GIVEN INFORMATION:
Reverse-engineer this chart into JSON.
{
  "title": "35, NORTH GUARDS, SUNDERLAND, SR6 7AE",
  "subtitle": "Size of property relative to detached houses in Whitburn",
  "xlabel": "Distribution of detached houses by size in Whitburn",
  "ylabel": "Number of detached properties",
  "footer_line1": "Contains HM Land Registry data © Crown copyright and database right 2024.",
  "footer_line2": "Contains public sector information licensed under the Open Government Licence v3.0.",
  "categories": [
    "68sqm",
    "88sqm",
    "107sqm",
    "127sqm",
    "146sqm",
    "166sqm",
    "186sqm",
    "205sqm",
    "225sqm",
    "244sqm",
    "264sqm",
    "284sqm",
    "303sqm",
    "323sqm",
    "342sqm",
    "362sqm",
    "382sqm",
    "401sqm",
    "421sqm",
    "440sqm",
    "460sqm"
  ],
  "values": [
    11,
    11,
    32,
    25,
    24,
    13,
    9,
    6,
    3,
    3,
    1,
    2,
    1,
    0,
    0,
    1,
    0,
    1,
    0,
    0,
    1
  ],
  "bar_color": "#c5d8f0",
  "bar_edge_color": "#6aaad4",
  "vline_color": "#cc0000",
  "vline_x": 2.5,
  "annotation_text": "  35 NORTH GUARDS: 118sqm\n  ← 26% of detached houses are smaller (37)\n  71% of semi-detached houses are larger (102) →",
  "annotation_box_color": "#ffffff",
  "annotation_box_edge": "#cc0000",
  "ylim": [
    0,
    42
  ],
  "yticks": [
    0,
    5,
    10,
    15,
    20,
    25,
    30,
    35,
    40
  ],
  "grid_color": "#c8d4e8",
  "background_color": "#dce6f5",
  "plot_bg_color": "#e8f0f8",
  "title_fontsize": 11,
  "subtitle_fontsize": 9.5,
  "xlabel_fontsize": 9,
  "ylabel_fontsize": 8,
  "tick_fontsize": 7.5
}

GOAL: Look through the data above. Copy every line with the string "NORTH" in it.

SOLVED PROBLEM:
  "title": "35, NORTH GUARDS, SUNDERLAND, SR6 7AE",
  "annotation_text": "  35 NORTH GUARDS: 118sqm\n  ← 26% of detached houses are smaller (37)\n  71% of semi-detached houses are larger (102) →",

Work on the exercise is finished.